Locate each line of the material that contains "JSON", then return it.
Start of Material shown
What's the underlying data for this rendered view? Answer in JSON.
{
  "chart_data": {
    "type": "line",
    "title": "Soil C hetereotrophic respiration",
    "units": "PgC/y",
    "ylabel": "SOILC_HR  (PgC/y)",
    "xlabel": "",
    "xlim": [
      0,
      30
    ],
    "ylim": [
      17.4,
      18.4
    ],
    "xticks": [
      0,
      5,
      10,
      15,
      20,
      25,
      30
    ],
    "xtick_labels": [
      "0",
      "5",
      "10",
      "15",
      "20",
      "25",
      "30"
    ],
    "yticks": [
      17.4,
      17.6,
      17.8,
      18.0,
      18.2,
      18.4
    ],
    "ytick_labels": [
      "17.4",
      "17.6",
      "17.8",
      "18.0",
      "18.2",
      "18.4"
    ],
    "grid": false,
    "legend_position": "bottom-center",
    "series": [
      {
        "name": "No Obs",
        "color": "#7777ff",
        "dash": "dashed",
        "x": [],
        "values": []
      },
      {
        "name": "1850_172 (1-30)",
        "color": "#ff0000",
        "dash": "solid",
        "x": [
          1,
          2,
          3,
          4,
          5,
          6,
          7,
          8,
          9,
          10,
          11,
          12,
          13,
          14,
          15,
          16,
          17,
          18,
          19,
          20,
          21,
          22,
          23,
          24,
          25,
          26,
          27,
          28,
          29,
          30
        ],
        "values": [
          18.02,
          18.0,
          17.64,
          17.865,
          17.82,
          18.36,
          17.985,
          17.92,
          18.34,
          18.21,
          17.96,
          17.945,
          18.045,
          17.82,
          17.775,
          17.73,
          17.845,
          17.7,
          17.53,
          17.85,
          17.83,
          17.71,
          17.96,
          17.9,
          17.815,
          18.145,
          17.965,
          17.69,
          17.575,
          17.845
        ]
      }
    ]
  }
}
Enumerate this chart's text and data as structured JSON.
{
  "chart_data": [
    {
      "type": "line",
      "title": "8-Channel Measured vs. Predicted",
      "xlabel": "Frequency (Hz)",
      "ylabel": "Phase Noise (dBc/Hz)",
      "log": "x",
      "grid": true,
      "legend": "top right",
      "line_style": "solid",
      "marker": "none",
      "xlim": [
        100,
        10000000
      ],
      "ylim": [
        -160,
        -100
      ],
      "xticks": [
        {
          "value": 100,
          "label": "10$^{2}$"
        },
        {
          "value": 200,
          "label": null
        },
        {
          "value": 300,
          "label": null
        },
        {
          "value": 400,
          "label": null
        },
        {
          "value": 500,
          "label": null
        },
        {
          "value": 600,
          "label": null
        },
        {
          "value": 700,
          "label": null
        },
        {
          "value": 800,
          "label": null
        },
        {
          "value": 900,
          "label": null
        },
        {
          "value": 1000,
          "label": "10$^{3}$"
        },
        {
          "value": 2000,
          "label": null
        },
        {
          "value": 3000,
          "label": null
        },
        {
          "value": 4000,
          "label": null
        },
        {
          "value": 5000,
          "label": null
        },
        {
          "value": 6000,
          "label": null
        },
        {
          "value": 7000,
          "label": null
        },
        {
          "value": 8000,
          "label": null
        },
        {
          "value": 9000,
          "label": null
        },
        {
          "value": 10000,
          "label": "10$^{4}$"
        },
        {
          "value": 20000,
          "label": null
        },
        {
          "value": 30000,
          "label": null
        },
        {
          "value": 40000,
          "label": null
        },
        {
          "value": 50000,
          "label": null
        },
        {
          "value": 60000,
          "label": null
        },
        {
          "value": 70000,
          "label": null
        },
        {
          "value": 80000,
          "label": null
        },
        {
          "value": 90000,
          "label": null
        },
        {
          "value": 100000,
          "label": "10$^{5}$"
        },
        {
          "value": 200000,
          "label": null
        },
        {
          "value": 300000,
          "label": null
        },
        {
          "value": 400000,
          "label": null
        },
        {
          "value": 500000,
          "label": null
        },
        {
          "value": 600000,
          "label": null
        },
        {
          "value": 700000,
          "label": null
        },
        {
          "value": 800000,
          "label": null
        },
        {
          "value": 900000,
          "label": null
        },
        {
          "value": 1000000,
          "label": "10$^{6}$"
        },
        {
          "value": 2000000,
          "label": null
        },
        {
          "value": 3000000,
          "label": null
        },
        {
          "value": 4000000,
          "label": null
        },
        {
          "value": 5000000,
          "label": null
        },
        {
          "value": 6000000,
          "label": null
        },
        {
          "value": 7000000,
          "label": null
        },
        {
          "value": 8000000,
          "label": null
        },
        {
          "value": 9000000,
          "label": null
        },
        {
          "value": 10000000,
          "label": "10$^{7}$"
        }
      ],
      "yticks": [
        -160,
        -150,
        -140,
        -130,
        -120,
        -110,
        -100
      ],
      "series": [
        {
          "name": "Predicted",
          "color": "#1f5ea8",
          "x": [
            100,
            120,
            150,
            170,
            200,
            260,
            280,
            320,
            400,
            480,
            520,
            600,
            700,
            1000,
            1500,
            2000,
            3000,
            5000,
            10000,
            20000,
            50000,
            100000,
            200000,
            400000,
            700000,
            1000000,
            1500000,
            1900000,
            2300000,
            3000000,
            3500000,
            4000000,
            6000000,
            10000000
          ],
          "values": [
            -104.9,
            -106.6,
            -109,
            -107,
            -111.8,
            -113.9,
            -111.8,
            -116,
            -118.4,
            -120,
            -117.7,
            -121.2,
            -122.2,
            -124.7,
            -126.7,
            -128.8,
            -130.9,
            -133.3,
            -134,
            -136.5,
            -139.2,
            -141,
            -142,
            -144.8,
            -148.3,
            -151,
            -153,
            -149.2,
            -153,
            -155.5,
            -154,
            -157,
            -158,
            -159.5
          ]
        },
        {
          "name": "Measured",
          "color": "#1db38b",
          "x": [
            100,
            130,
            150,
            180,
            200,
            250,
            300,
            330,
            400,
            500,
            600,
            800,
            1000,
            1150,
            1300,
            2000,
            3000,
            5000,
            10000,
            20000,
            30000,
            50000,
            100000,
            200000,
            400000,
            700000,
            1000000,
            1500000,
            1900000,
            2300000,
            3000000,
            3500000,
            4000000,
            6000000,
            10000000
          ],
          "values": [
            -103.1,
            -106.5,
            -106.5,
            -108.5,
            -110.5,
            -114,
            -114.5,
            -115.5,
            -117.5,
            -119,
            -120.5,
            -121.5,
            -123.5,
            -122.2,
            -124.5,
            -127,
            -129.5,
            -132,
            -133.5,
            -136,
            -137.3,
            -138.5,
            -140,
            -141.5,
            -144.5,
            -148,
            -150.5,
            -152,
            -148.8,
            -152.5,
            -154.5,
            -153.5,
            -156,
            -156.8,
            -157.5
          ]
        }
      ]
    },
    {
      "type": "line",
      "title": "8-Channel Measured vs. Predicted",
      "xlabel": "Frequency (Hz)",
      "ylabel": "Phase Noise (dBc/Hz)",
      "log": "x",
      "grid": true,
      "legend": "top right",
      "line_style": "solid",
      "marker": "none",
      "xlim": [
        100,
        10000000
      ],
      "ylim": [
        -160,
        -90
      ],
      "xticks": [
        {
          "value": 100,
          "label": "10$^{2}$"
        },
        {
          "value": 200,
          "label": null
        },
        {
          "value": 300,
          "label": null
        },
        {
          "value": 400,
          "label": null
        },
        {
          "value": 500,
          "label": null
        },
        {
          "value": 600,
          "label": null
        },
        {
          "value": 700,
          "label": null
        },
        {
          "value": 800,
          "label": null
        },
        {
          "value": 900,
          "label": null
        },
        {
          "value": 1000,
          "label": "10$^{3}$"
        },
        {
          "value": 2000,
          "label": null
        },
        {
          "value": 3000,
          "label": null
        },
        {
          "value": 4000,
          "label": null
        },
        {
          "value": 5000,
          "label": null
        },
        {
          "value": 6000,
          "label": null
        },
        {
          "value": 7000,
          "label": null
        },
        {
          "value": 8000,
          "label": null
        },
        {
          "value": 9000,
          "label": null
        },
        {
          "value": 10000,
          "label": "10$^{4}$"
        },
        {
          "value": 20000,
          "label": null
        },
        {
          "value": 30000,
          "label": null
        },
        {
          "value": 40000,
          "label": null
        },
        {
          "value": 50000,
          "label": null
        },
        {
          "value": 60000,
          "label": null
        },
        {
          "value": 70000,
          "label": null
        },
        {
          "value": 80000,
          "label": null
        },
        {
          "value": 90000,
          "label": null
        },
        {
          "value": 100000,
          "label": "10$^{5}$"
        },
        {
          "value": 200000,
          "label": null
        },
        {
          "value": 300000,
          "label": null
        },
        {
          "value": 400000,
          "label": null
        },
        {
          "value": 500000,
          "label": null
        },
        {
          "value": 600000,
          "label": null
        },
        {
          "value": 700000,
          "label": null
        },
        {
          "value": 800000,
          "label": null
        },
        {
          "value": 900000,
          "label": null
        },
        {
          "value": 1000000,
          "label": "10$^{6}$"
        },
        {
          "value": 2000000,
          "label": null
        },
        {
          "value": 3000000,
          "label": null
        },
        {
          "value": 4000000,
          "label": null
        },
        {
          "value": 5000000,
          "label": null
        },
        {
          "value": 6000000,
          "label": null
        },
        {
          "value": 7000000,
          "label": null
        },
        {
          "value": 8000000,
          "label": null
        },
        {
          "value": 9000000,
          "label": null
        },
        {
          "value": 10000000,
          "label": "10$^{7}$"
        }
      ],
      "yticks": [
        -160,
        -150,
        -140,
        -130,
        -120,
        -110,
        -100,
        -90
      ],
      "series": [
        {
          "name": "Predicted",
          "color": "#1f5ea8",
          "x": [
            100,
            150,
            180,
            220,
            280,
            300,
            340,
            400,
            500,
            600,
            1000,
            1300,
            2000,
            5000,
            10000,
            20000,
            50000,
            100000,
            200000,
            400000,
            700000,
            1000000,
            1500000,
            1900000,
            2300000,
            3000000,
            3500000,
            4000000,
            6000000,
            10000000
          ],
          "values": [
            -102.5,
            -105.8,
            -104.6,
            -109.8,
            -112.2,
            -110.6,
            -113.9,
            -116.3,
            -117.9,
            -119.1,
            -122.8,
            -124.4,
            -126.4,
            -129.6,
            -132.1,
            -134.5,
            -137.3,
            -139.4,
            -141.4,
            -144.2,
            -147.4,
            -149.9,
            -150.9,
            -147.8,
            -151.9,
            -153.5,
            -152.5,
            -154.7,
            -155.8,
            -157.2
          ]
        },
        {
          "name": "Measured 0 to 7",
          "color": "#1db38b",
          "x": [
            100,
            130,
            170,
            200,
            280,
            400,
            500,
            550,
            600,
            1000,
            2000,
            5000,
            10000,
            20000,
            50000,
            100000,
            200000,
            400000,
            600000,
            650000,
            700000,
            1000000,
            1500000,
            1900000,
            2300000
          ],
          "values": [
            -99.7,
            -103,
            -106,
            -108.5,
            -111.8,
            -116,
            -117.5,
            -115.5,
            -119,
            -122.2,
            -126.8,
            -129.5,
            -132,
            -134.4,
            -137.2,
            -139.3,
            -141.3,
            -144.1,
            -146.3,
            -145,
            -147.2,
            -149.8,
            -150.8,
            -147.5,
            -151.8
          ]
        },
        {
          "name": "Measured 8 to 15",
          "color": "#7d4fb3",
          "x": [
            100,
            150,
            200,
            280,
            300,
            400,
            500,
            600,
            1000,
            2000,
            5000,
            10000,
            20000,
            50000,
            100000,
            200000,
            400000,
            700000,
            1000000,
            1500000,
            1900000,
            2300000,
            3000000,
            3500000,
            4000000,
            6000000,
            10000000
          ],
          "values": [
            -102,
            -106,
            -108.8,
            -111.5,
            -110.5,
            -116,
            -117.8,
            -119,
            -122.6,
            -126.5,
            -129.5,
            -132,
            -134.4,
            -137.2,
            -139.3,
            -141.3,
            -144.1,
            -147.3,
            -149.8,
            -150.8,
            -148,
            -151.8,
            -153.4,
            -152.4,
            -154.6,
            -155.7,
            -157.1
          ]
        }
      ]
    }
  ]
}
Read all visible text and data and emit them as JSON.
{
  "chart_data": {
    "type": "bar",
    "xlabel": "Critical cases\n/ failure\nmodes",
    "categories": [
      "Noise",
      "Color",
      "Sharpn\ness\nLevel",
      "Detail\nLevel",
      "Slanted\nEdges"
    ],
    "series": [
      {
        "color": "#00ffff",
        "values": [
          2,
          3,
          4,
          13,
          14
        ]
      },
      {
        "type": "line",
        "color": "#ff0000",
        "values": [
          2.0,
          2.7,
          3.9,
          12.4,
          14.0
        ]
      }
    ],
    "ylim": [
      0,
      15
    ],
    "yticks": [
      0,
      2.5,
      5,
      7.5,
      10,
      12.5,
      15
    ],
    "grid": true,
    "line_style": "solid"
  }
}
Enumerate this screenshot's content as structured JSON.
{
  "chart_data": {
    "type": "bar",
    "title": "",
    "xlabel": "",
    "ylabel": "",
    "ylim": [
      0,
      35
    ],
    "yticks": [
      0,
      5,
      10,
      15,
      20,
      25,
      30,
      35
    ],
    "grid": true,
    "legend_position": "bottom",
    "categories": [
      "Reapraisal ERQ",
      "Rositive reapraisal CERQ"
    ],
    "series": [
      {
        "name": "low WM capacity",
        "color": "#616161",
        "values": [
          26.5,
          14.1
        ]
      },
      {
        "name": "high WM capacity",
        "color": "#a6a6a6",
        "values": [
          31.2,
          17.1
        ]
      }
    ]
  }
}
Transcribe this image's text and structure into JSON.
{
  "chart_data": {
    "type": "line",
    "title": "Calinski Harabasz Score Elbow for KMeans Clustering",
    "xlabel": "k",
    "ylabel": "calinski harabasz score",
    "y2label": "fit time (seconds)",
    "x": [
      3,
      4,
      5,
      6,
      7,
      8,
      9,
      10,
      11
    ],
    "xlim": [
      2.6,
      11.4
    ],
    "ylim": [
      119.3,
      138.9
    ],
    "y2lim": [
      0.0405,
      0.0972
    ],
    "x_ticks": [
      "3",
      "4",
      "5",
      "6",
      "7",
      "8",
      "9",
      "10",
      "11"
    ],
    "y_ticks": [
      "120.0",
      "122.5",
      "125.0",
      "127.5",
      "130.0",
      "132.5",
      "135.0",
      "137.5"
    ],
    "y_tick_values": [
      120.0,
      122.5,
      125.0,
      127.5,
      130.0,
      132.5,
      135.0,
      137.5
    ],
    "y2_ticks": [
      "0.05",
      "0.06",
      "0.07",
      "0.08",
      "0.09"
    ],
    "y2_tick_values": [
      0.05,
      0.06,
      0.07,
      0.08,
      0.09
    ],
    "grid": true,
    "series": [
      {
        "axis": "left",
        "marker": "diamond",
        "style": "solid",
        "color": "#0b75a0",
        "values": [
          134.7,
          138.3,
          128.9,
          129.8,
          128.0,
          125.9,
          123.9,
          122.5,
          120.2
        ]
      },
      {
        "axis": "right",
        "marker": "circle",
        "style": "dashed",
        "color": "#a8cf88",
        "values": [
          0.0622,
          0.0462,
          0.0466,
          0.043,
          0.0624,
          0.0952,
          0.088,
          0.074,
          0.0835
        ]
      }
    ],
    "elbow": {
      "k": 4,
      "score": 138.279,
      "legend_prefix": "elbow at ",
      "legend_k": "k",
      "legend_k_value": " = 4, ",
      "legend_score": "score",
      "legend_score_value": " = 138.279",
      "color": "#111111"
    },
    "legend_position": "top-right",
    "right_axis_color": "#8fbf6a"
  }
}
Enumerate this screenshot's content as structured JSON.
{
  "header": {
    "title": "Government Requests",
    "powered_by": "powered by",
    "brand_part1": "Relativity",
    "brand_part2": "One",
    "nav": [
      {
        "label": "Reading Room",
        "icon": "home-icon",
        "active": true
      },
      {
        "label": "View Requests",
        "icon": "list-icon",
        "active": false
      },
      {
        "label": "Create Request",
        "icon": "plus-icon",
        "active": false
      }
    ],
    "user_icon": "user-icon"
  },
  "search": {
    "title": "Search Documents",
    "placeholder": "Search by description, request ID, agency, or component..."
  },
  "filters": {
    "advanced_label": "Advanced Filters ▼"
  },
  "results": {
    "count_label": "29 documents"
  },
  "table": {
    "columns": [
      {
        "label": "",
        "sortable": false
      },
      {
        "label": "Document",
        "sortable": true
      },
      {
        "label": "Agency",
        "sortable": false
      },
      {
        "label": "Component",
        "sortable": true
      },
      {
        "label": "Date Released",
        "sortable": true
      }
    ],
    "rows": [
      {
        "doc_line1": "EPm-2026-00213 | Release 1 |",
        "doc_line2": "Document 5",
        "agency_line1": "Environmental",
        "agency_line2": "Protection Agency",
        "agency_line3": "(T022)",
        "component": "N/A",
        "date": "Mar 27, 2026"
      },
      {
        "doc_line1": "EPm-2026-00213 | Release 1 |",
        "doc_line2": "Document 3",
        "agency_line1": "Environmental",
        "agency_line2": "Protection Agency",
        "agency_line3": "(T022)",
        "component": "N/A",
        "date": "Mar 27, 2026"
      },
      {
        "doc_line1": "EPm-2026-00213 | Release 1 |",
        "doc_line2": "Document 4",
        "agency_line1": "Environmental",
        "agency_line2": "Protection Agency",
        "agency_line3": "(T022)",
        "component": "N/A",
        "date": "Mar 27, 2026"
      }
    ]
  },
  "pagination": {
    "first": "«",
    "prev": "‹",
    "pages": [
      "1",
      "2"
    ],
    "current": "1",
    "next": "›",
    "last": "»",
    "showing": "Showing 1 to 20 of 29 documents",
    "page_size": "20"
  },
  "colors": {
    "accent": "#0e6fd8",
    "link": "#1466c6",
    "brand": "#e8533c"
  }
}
End of Material shown
Exercise solution
What's the underlying data for this rendered view? Answer in JSON.
Enumerate this chart's text and data as structured JSON.
Read all visible text and data and emit them as JSON.
Enumerate this screenshot's content as structured JSON.
Transcribe this image's text and structure into JSON.
Enumerate this screenshot's content as structured JSON.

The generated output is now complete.